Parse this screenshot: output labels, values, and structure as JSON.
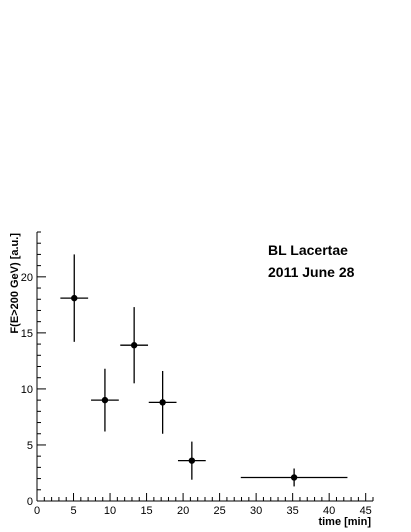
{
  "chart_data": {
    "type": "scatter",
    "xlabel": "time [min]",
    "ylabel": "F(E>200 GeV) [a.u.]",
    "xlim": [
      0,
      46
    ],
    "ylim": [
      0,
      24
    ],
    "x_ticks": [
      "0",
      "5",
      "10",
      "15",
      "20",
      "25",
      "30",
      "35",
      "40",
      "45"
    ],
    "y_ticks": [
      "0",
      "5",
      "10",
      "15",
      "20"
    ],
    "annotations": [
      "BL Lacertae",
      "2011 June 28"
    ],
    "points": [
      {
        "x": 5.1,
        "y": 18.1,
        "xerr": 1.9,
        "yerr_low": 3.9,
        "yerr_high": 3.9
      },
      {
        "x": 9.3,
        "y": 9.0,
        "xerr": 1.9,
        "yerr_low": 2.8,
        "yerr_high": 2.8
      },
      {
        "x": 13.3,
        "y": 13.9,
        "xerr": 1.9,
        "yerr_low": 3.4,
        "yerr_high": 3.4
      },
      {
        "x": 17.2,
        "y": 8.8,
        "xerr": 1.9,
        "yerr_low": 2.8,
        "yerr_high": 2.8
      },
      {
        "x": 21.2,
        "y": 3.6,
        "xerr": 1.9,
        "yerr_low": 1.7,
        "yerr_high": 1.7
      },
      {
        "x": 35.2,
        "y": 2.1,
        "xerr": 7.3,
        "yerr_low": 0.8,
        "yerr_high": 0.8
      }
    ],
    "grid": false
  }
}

EXERCISE PROMPT ->
Repeat the preceding records precisely, and leave every picture out of the copy.

ANSWER TO THE PROBLEM ->
Parse this screenshot: output labels, values, and structure as JSON.
{
  "chart_data": {
    "type": "scatter",
    "xlabel": "time [min]",
    "ylabel": "F(E>200 GeV) [a.u.]",
    "xlim": [
      0,
      46
    ],
    "ylim": [
      0,
      24
    ],
    "x_ticks": [
      "0",
      "5",
      "10",
      "15",
      "20",
      "25",
      "30",
      "35",
      "40",
      "45"
    ],
    "y_ticks": [
      "0",
      "5",
      "10",
      "15",
      "20"
    ],
    "annotations": [
      "BL Lacertae",
      "2011 June 28"
    ],
    "points": [
      {
        "x": 5.1,
        "y": 18.1,
        "xerr": 1.9,
        "yerr_low": 3.9,
        "yerr_high": 3.9
      },
      {
        "x": 9.3,
        "y": 9.0,
        "xerr": 1.9,
        "yerr_low": 2.8,
        "yerr_high": 2.8
      },
      {
        "x": 13.3,
        "y": 13.9,
        "xerr": 1.9,
        "yerr_low": 3.4,
        "yerr_high": 3.4
      },
      {
        "x": 17.2,
        "y": 8.8,
        "xerr": 1.9,
        "yerr_low": 2.8,
        "yerr_high": 2.8
      },
      {
        "x": 21.2,
        "y": 3.6,
        "xerr": 1.9,
        "yerr_low": 1.7,
        "yerr_high": 1.7
      },
      {
        "x": 35.2,
        "y": 2.1,
        "xerr": 7.3,
        "yerr_low": 0.8,
        "yerr_high": 0.8
      }
    ],
    "grid": false
  }
}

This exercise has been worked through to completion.